Figure dataset records:
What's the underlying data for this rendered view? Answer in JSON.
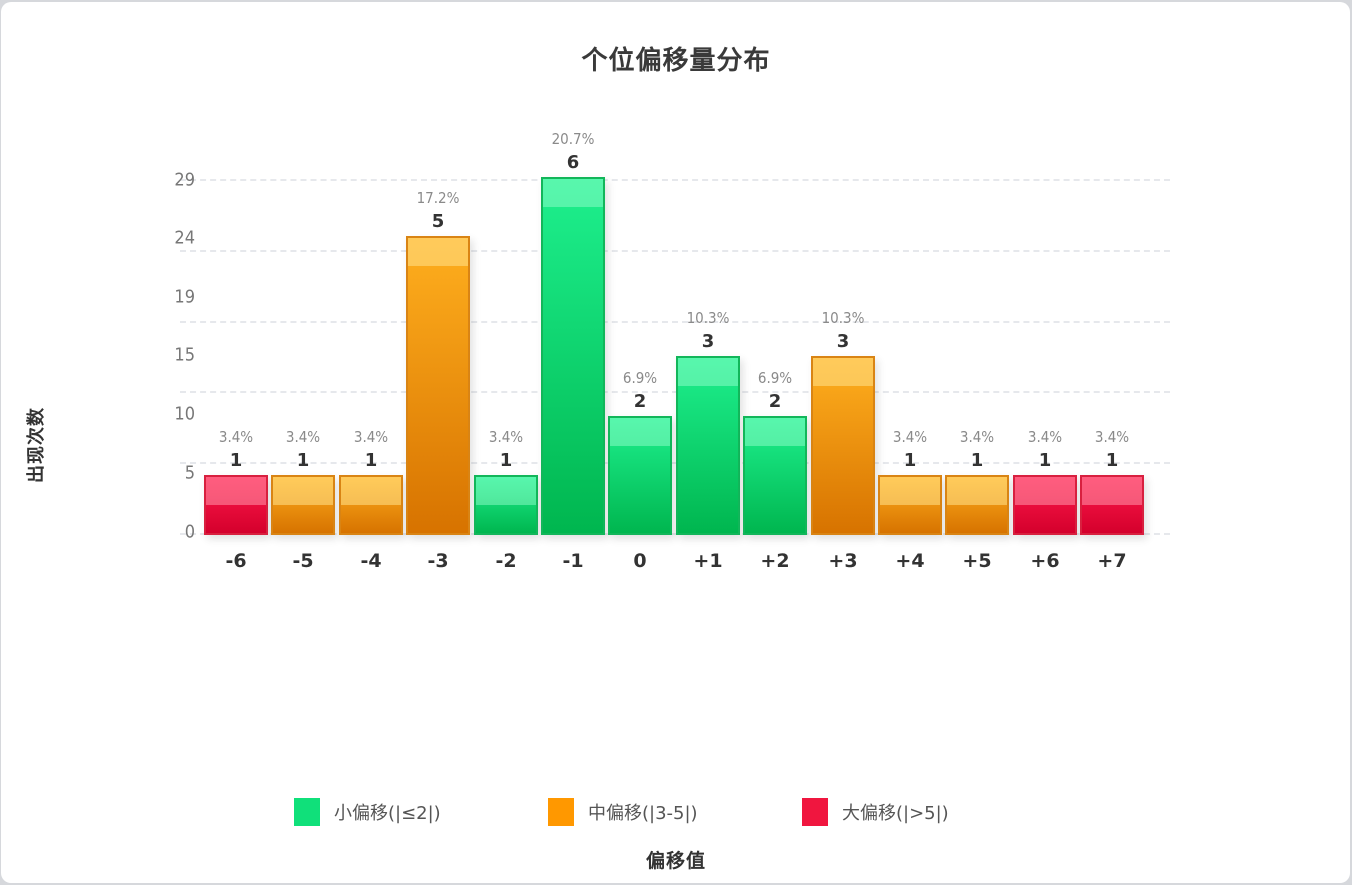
{
  "colors": {
    "small": "#10e07a",
    "medium": "#ff9800",
    "large": "#f0163f"
  },
  "chart_data": {
    "type": "bar",
    "title": "个位偏移量分布",
    "xlabel": "偏移值",
    "ylabel": "出现次数",
    "categories": [
      "-6",
      "-5",
      "-4",
      "-3",
      "-2",
      "-1",
      "0",
      "+1",
      "+2",
      "+3",
      "+4",
      "+5",
      "+6",
      "+7"
    ],
    "values": [
      1,
      1,
      1,
      5,
      1,
      6,
      2,
      3,
      2,
      3,
      1,
      1,
      1,
      1
    ],
    "percentages": [
      "3.4%",
      "3.4%",
      "3.4%",
      "17.2%",
      "3.4%",
      "20.7%",
      "6.9%",
      "10.3%",
      "6.9%",
      "10.3%",
      "3.4%",
      "3.4%",
      "3.4%",
      "3.4%"
    ],
    "groups": [
      "large",
      "medium",
      "medium",
      "medium",
      "small",
      "small",
      "small",
      "small",
      "small",
      "medium",
      "medium",
      "medium",
      "large",
      "large"
    ],
    "yticks": [
      "0",
      "5",
      "10",
      "15",
      "19",
      "24",
      "29"
    ],
    "grid": true,
    "legend_position": "bottom",
    "legend": [
      {
        "key": "small",
        "label": "小偏移(|≤2|)"
      },
      {
        "key": "medium",
        "label": "中偏移(|3-5|)"
      },
      {
        "key": "large",
        "label": "大偏移(|>5|)"
      }
    ]
  }
}
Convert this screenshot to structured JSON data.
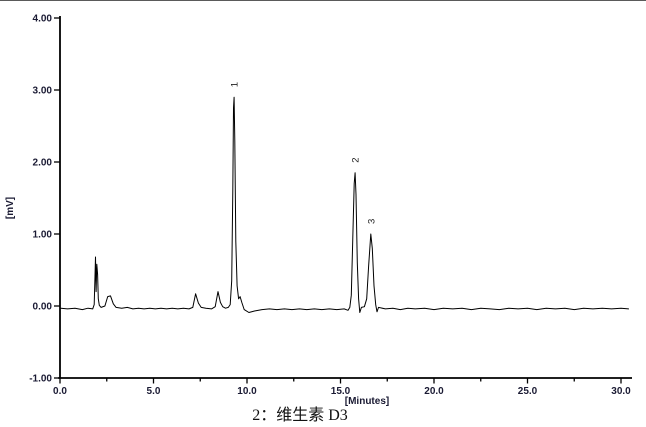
{
  "figure": {
    "caption": "2：维生素 D3"
  },
  "chart_data": {
    "type": "line",
    "title": "",
    "xlabel": "[Minutes]",
    "ylabel": "[mV]",
    "xlim": [
      0,
      30
    ],
    "ylim": [
      -1,
      4
    ],
    "grid": false,
    "legend": null,
    "trace_color": "#000000",
    "text_color": "#1a1a33",
    "x_ticks": [
      {
        "v": 0,
        "label": "0.0"
      },
      {
        "v": 5,
        "label": "5.0"
      },
      {
        "v": 10,
        "label": "10.0"
      },
      {
        "v": 15,
        "label": "15.0"
      },
      {
        "v": 20,
        "label": "20.0"
      },
      {
        "v": 25,
        "label": "25.0"
      },
      {
        "v": 30,
        "label": "30.0"
      }
    ],
    "x_minor_ticks": [
      2.5,
      7.5,
      12.5,
      17.5,
      22.5,
      27.5
    ],
    "y_ticks": [
      {
        "v": -1,
        "label": "-1.00"
      },
      {
        "v": 0,
        "label": "0.00"
      },
      {
        "v": 1,
        "label": "1.00"
      },
      {
        "v": 2,
        "label": "2.00"
      },
      {
        "v": 3,
        "label": "3.00"
      },
      {
        "v": 4,
        "label": "4.00"
      }
    ],
    "peaks": [
      {
        "label": "1",
        "x": 9.31,
        "y": 2.9
      },
      {
        "label": "2",
        "x": 15.78,
        "y": 1.85
      },
      {
        "label": "3",
        "x": 16.62,
        "y": 1.0
      }
    ],
    "points": [
      [
        0.05,
        -0.03
      ],
      [
        0.4,
        -0.04
      ],
      [
        0.8,
        -0.03
      ],
      [
        1.2,
        -0.05
      ],
      [
        1.5,
        -0.03
      ],
      [
        1.75,
        -0.04
      ],
      [
        1.83,
        0.02
      ],
      [
        1.87,
        0.42
      ],
      [
        1.9,
        0.68
      ],
      [
        1.93,
        0.2
      ],
      [
        1.97,
        0.58
      ],
      [
        2.01,
        0.44
      ],
      [
        2.05,
        0.1
      ],
      [
        2.1,
        0.01
      ],
      [
        2.2,
        -0.02
      ],
      [
        2.4,
        0.0
      ],
      [
        2.55,
        0.13
      ],
      [
        2.7,
        0.14
      ],
      [
        2.85,
        0.03
      ],
      [
        3.0,
        -0.02
      ],
      [
        3.3,
        -0.03
      ],
      [
        3.6,
        -0.02
      ],
      [
        3.9,
        -0.04
      ],
      [
        4.2,
        -0.03
      ],
      [
        4.5,
        -0.04
      ],
      [
        4.8,
        -0.03
      ],
      [
        5.1,
        -0.04
      ],
      [
        5.4,
        -0.03
      ],
      [
        5.7,
        -0.04
      ],
      [
        6.0,
        -0.03
      ],
      [
        6.3,
        -0.04
      ],
      [
        6.6,
        -0.03
      ],
      [
        6.9,
        -0.04
      ],
      [
        7.1,
        -0.02
      ],
      [
        7.25,
        0.17
      ],
      [
        7.4,
        0.04
      ],
      [
        7.55,
        -0.02
      ],
      [
        7.8,
        -0.03
      ],
      [
        8.1,
        -0.04
      ],
      [
        8.3,
        -0.01
      ],
      [
        8.45,
        0.2
      ],
      [
        8.58,
        0.05
      ],
      [
        8.7,
        -0.01
      ],
      [
        8.85,
        -0.03
      ],
      [
        9.0,
        -0.02
      ],
      [
        9.1,
        0.02
      ],
      [
        9.18,
        0.35
      ],
      [
        9.24,
        1.6
      ],
      [
        9.28,
        2.75
      ],
      [
        9.31,
        2.9
      ],
      [
        9.35,
        2.3
      ],
      [
        9.4,
        0.9
      ],
      [
        9.47,
        0.28
      ],
      [
        9.55,
        0.1
      ],
      [
        9.63,
        0.13
      ],
      [
        9.72,
        0.05
      ],
      [
        9.85,
        -0.05
      ],
      [
        10.1,
        -0.09
      ],
      [
        10.4,
        -0.07
      ],
      [
        10.8,
        -0.05
      ],
      [
        11.2,
        -0.04
      ],
      [
        11.6,
        -0.05
      ],
      [
        12.0,
        -0.04
      ],
      [
        12.4,
        -0.05
      ],
      [
        12.8,
        -0.04
      ],
      [
        13.2,
        -0.05
      ],
      [
        13.6,
        -0.04
      ],
      [
        14.0,
        -0.05
      ],
      [
        14.4,
        -0.04
      ],
      [
        14.8,
        -0.05
      ],
      [
        15.2,
        -0.04
      ],
      [
        15.4,
        -0.06
      ],
      [
        15.5,
        -0.02
      ],
      [
        15.58,
        0.15
      ],
      [
        15.66,
        0.95
      ],
      [
        15.73,
        1.7
      ],
      [
        15.78,
        1.85
      ],
      [
        15.83,
        1.55
      ],
      [
        15.9,
        0.6
      ],
      [
        15.97,
        0.1
      ],
      [
        16.03,
        -0.09
      ],
      [
        16.12,
        -0.02
      ],
      [
        16.28,
        -0.01
      ],
      [
        16.4,
        0.1
      ],
      [
        16.5,
        0.55
      ],
      [
        16.62,
        1.0
      ],
      [
        16.7,
        0.8
      ],
      [
        16.79,
        0.28
      ],
      [
        16.88,
        0.02
      ],
      [
        16.95,
        -0.08
      ],
      [
        17.03,
        -0.02
      ],
      [
        17.4,
        -0.04
      ],
      [
        17.8,
        -0.03
      ],
      [
        18.2,
        -0.05
      ],
      [
        18.6,
        -0.03
      ],
      [
        19.0,
        -0.04
      ],
      [
        19.5,
        -0.03
      ],
      [
        20.0,
        -0.05
      ],
      [
        20.5,
        -0.03
      ],
      [
        21.0,
        -0.04
      ],
      [
        21.5,
        -0.03
      ],
      [
        22.0,
        -0.05
      ],
      [
        22.5,
        -0.03
      ],
      [
        23.0,
        -0.04
      ],
      [
        23.5,
        -0.05
      ],
      [
        24.0,
        -0.03
      ],
      [
        24.5,
        -0.04
      ],
      [
        25.0,
        -0.03
      ],
      [
        25.5,
        -0.05
      ],
      [
        26.0,
        -0.03
      ],
      [
        26.5,
        -0.04
      ],
      [
        27.0,
        -0.03
      ],
      [
        27.5,
        -0.05
      ],
      [
        28.0,
        -0.03
      ],
      [
        28.5,
        -0.04
      ],
      [
        29.0,
        -0.03
      ],
      [
        29.5,
        -0.04
      ],
      [
        30.0,
        -0.03
      ],
      [
        30.4,
        -0.04
      ]
    ]
  }
}
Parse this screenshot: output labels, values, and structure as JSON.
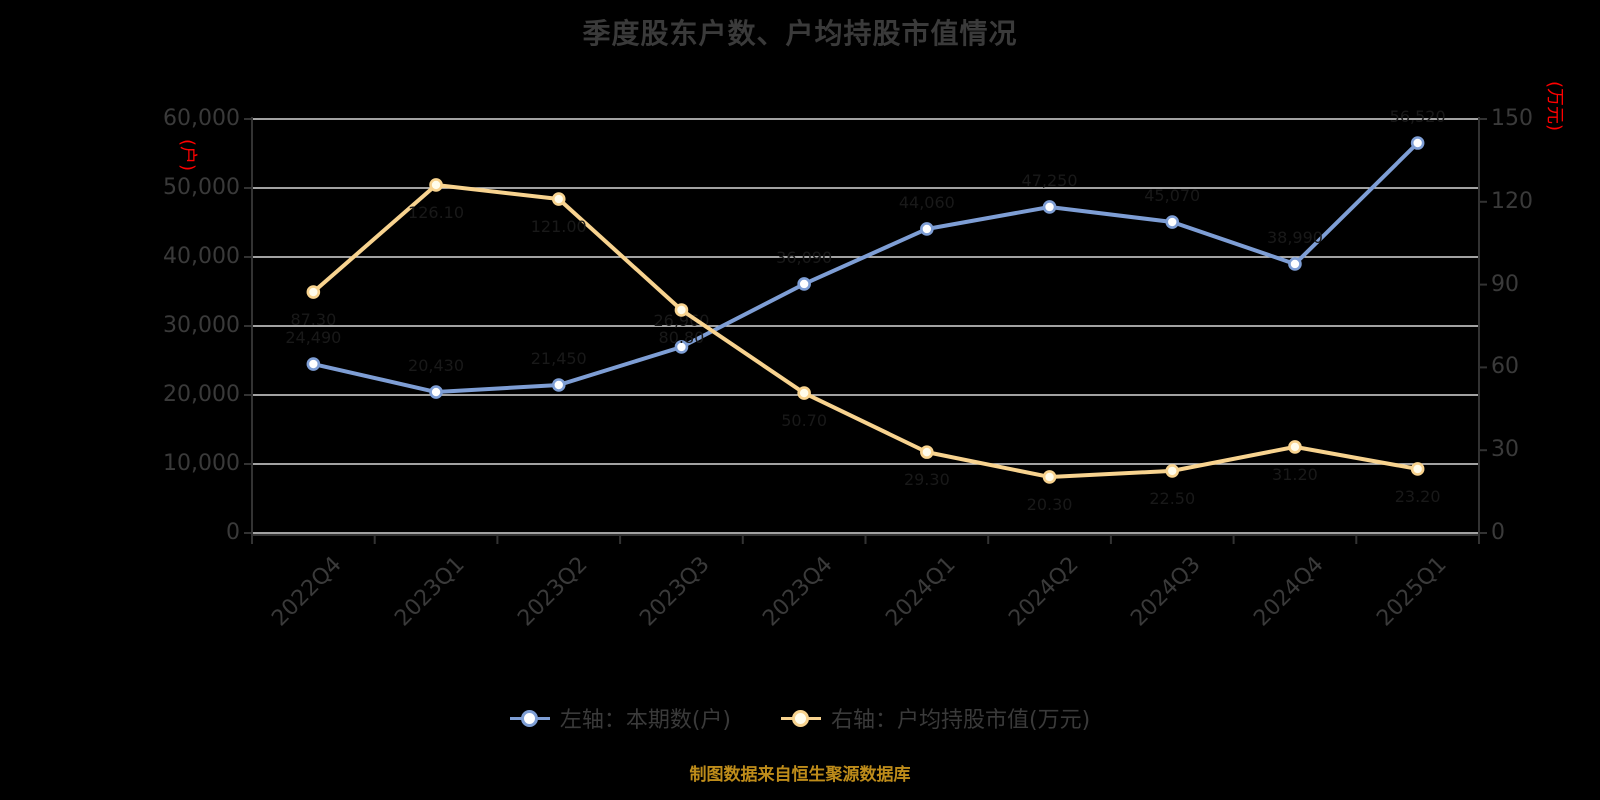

### Exercise
From the entries above, copy every line containing the word "screenshot".

### Task solution
Convert this screenshot to structured JSON data.
Parse this screenshot: output labels, values, and structure as JSON.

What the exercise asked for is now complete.